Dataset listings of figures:
++++++++
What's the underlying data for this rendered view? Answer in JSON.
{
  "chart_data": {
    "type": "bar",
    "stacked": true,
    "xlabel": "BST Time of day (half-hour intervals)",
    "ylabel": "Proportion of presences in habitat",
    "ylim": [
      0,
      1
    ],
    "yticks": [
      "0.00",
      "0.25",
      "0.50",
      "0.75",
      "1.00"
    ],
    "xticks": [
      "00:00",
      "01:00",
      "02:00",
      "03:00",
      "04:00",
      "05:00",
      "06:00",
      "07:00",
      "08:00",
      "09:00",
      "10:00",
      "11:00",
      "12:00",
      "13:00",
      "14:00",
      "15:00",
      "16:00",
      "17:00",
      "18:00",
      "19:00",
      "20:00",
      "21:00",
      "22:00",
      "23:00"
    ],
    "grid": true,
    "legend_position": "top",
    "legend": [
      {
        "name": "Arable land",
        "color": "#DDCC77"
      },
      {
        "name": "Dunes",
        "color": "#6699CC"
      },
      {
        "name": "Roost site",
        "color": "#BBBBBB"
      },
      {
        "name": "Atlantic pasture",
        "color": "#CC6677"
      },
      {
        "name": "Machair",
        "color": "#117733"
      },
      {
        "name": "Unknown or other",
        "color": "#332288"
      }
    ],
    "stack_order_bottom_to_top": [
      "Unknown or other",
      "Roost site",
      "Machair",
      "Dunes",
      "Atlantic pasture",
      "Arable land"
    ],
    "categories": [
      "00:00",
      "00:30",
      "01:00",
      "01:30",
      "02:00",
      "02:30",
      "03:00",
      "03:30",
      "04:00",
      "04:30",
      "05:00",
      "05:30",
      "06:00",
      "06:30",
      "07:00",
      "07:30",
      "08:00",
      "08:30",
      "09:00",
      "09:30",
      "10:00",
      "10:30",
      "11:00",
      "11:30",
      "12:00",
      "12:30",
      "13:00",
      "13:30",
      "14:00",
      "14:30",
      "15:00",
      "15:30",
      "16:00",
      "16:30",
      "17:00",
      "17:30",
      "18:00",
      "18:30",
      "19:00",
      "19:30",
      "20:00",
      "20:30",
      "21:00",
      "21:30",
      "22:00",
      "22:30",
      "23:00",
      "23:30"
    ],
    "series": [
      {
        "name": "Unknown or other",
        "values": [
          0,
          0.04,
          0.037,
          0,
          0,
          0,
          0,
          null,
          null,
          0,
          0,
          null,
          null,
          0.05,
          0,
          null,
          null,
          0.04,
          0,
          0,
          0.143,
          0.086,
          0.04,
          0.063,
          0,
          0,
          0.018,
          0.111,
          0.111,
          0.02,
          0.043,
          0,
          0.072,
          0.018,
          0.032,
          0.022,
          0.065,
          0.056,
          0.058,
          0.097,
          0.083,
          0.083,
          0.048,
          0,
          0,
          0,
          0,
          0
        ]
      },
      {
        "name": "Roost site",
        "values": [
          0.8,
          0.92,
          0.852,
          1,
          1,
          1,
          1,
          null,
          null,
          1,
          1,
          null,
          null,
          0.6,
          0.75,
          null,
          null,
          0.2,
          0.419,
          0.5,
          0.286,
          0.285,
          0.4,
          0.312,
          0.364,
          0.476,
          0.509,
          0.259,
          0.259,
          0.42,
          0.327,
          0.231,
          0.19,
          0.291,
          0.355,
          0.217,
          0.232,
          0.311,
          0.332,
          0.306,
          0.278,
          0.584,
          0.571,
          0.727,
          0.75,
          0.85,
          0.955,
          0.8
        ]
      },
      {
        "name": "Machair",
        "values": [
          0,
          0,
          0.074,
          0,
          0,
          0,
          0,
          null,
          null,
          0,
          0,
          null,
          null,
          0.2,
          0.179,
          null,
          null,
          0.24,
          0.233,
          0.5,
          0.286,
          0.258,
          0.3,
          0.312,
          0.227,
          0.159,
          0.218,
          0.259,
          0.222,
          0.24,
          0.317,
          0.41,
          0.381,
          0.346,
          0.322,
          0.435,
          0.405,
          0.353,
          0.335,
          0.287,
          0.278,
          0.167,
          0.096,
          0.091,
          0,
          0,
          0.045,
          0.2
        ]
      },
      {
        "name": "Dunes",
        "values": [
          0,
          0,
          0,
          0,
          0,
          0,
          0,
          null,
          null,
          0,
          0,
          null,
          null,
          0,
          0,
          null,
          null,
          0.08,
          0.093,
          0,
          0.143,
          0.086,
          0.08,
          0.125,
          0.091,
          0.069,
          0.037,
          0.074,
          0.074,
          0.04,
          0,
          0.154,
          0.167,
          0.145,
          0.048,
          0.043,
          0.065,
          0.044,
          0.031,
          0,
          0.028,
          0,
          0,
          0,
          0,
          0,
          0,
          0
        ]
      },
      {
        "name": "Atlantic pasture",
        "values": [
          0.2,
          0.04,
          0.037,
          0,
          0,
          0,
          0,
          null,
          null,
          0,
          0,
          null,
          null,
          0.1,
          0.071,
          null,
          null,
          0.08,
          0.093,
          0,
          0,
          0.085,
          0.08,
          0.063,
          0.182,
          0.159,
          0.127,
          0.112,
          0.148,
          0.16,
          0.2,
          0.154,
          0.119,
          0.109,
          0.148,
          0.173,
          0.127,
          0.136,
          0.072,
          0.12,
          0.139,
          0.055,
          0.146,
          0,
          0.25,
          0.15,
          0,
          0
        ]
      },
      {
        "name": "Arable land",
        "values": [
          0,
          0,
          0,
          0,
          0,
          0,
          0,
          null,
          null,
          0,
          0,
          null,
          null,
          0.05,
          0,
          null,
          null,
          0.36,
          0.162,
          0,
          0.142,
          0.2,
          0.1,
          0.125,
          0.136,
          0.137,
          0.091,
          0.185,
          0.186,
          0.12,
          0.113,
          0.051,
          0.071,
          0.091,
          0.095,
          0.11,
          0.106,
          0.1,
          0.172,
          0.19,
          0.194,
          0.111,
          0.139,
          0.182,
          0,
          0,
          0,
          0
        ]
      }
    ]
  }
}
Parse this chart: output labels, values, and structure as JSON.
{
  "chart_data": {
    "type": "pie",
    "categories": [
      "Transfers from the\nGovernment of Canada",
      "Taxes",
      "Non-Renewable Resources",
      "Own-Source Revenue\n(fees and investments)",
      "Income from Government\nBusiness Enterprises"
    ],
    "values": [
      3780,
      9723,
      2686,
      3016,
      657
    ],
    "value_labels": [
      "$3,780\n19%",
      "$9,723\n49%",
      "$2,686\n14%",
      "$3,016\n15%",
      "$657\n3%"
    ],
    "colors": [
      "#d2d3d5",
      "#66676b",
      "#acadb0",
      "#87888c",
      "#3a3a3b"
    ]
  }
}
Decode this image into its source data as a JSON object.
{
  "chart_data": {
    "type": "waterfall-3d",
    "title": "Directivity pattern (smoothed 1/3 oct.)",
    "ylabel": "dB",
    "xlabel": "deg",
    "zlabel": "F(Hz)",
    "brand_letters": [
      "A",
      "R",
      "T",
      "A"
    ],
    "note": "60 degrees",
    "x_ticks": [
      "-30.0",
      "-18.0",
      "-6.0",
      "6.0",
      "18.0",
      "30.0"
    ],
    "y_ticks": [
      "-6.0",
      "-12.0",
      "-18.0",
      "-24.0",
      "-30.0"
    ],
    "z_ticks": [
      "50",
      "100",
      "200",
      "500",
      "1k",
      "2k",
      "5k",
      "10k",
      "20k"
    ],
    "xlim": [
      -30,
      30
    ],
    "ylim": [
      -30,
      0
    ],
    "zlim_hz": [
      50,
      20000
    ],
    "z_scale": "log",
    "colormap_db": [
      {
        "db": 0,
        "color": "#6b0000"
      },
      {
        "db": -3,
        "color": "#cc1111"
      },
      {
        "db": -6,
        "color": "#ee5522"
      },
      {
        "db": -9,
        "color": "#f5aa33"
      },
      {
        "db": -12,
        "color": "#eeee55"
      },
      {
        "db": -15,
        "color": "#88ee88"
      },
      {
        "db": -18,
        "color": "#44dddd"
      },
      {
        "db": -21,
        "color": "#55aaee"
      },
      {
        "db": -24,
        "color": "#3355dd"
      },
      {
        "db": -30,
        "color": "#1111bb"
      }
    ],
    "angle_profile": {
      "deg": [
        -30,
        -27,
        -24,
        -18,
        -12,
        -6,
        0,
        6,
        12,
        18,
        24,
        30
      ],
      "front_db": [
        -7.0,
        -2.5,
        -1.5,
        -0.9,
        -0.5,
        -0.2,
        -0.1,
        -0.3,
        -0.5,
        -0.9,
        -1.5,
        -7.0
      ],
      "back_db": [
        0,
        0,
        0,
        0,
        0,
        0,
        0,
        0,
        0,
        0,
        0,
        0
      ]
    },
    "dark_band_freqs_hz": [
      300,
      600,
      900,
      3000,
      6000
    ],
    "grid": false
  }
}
++++++++
■ Objective
Search the records above for the string "JSON". Copy every line that contains it.

■ Worked answer
What's the underlying data for this rendered view? Answer in JSON.
Parse this chart: output labels, values, and structure as JSON.
Decode this image into its source data as a JSON object.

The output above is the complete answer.